SELECTED TEXT:
[start]

Discovering Wine URLs for Bulk Scraping

To build a large dataset, we need to discover wine URLs. Here's how to scrape wine search results or category pages:

def discover_wine_urls(search_base_url: str, max_pages: int = 5) -> List[str]:
    """
    Discover wine URLs from CellarTracker search results or category pages
    """
    discovery_prompt = """
    Find all individual wine page links on this CellarTracker page.
    Look for links that go to specific wine pages (usually containing 'wine.asp?iWine=' or similar).
    
    Return a JSON list of complete URLs:
    {
      "wine_urls": [
        "https://www.cellartracker.com/classic/wine.asp?iWine=123456",
        "https://www.cellartracker.com/classic/wine.asp?iWine=789012"
      ]
    }
    
    Extract ALL wine links found on the page.
    """
    
    try:
        response = sgai_client.smartscraper(
            website_url=search_base_url,
            user_prompt=discovery_prompt
        )
        
        urls = response.result.get('wine_urls', []) if response.result else []
        print(f"Discovered {len(urls)} wine URLs from {search_base_url}")
        return urls
        
    except Exception as e:
        print(f"Error discovering URLs from {search_base_url}: {str(e)}")
        return []
 
# Example: Discover wines from a search results page
search_urls = [
    "https://www.cellartracker.com/list.asp?Table=List&szSearch=bordeaux",
    "https://www.cellartracker.com/list.asp?Table=List&szSearch=burgundy", 
    "https://www.cellartracker.com/list.asp?Table=List&szSearch=champagne"

[end]

STATED EXERCISE:
In the wine URL discovery excerpt, what substring do links to individual wine pages usually contain?

GIVEN INFORMATION:
[start]

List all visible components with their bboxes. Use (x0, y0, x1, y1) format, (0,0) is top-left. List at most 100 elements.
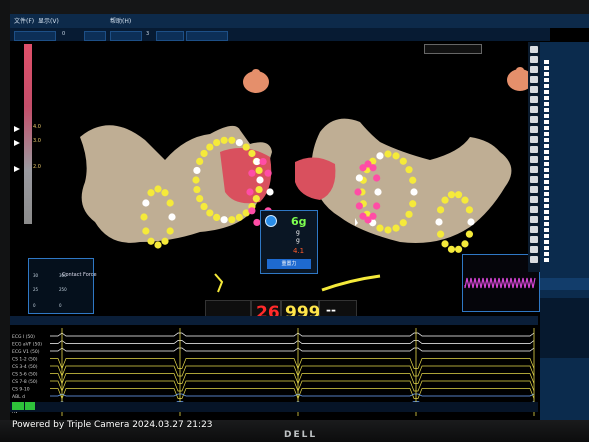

[end]

ANSWER FOR THIS EXERCISE:
'wine.asp?iWine='